• _Given text_
++++
Today's world is all about convenience. We want to get as much as we can with as little effort as possible, and we want things to take as little time as possible. We like our high-speed Internet. We love drive-thrus. Delivery in 30 minutes or it's free. The speedy self-checkout lines, Walmart and instant coffee have helped make our lives move more seamlessly.
But in the spirit of making life more convenient, are we missing out on the important things?
During spring break, I visited my friend Julie and her husband, Pete, in Florida. Our days were spent lounging on the sandy beaches or shopping in outlet malls that small-town Midwestern girls usually only dream about. On our way to the beach we passed a sign for the "Drive-In Christian Church."
"What's that?!" I asked.
"Oh, that's the drive-in church. You just pull in and park and tune your radio to a certain station and listen to the sermon. It's really popular with the tourists," Julie said.
She was right.
The Drive-in Christian Church has been "worshipping outdoors since 1953." When Sunday rolled around, Julie asked me if I wanted to go to church, and I immediately replied, "Can we go to the drive-in?"
The building is fairly old, with blue paint chipping off the wood of a "beach house" type chapel. It was quaint, with palm trees blowing in an overcast sky above the roof. At first, my appreciation for the newly remodeled churches back home made me scoff at the unkempt feel of the drive-in, but I realized if you don't have a steady flow of people coming in and out, do you really need to renovate? I suppose that leaves more money to devote to missions and good works.
As we drove in, a man handed us communion and a bulletin through the driver's side window. We found a parking spot between a Lexus SUV and a sporty Honda and tuned to 88.5 FM. I could see the minister in his white robe pacing back and forth on an upper deck in the beach house church. His voice came through our speakers and, after taking it in, I concluded he was a dead ringer for Don Knotts of "The Andy Griffith Show."
I heard the choir sing, I listened to the minister pray, and I took communion from the passenger seat of Julie's maroon Mercury Cougar. A man in a golf cart sped through the aisles of vehicles to collect an offering. About halfway through, Julie's 8-month-old, Isabella, woke up and began to cry from her car seat in the back. Julie hopped in the back to give her a bottle, commenting how glad she was no one else could hear little Bella's set of pipes.
I saw a woman using a wheelchair and another on crutches struggle to get out of their vehicles and make their way to the restroom at the fellowship hall located in the middle of the parking lot. I realized this drive-in must make their lives much less difficult than a regular service.
++++
• _Entries shown_
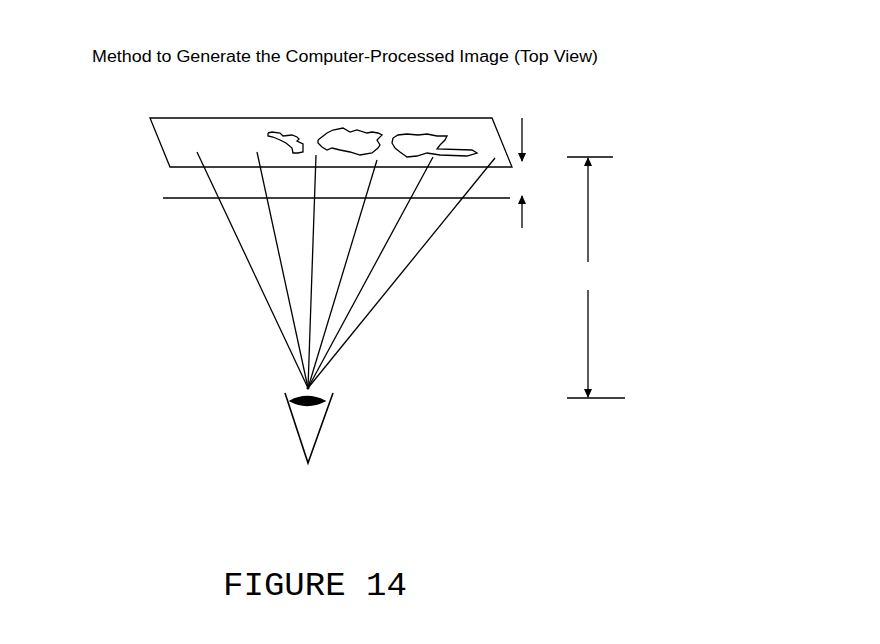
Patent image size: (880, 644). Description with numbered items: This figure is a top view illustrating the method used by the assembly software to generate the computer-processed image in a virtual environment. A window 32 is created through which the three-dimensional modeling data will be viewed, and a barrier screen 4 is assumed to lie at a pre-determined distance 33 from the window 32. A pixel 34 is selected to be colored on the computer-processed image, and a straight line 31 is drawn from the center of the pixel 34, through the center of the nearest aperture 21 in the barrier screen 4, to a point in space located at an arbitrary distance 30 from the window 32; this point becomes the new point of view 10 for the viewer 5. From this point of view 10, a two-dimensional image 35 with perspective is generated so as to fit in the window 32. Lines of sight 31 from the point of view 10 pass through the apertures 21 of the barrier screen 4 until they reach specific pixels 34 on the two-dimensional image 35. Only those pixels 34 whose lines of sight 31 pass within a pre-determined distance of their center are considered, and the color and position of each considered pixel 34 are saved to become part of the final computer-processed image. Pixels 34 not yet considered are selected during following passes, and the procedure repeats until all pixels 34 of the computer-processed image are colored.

The window 32 is at (158, 143).
The barrier screen 4 is at (155, 198).
The aperture 21 is at (212, 203).
The pixel 34 is at (257, 151).
The 2-D image 35 is at (417, 141).
The line of sight 31 is at (383, 272).
The pre-determined distance 33 is at (522, 173).
The arbitrary distance 30 is at (596, 277).
The point of view 10 is at (301, 389).
The viewer 5 is at (283, 432).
++++
• _Your tasks_
A) Return the part of the drive-in church essay starting with "She was right." and going on through "and good works.", copied word for word.
B) Resume the essay about the drive-in church, picking up right after its last sentence.

• _Outputs in order_
A)
She was right.
The Drive-in Christian Church has been "worshipping outdoors since 1953." When Sunday rolled around, Julie asked me if I wanted to go to church, and I immediately replied, "Can we go to the drive-in?"
The building is fairly old, with blue paint chipping off the wood of a "beach house" type chapel. It was quaint, with palm trees blowing in an overcast sky above the roof. At first, my appreciation for the newly remodeled churches back home made me scoff at the unkempt feel of the drive-in, but I realized if you don't have a steady flow of people coming in and out, do you really need to renovate? I suppose that leaves more money to devote to missions and good works.

B)
As the service drew to a close, the minister said a final prayer and blessed those who were before him. The choir came over the airwaves, and the cars began to honk. It was almost as if they were applauding.
Everyone began filing out, and it was then I realized no matter how uncomplicated you make a church service, you can never solve the problem of after-church traffic. I took one last look at the dilapidated church as we slowly made our way to the main road. The minister waved happily from his deck view and Aretha Franklin’s “Say a Little Prayer” played low on 88.5 FM.
It took me a few days to figure out how I felt about the drive-in. Upon first inspection, it was reminiscent of a drive-thru chapel on the Las Vegas strip.
But for Julie, it was a godsend. She could stay with Bella and not worry about her crying in the middle of church and disrupting others. Nor would she have to leave her with a church daycare service that might page her in the middle of a sermon. For those women with disabilities I saw, was it easier to get to church every week knowing they didn’t have to leave their vehicle? Those hard of hearing can blast their stereos, while those who don’t like dressing up can come as they wish.
How nice would this church be for tourists to happen upon as they drive through an unfamiliar city? Yes, you miss the interpersonal relationships you could see with a normal congregation. Yes, it was odd seeing a man of God raise his arms and emphatically speak to what is essentially a parking lot. But is this church not fulfilling its duty? The bulletin announced a wedding would be taking place the following weekend. A small note reminded parents of the time for the children's choir practice.
Yes, this was still a church. This was still a congregation. The online self check-in for my flight back home cut down on my airport wait time tremendously. Redbox movies make renting flicks much easier, cheaper and quicker. And yes, the drive-in church in Daytona cut what would have been an hour-and-a-half service to 45 minutes.
But I realized I lost a lot of time I could have been communicating and strengthening my relationships with people. I spent the rest of that Sunday wanting to make up for the missed people time I normally feel after leaving church.
The Drive-in Christian Church provides a great service for many people, and I believe it is another tool that helps many believers. It helped me realize I like the solitude of making my vehicle my private sanctuary, but I also need to appreciate the beauty of spending time with complete strangers.
The church Web site is simple and sparse, with only a few photos and text. It states the church's purpose as spreading “the ‘Good News’ to every person, including tourists, the physically challenged, families with children and others looking for a unique way to worship.”
I think it does just that.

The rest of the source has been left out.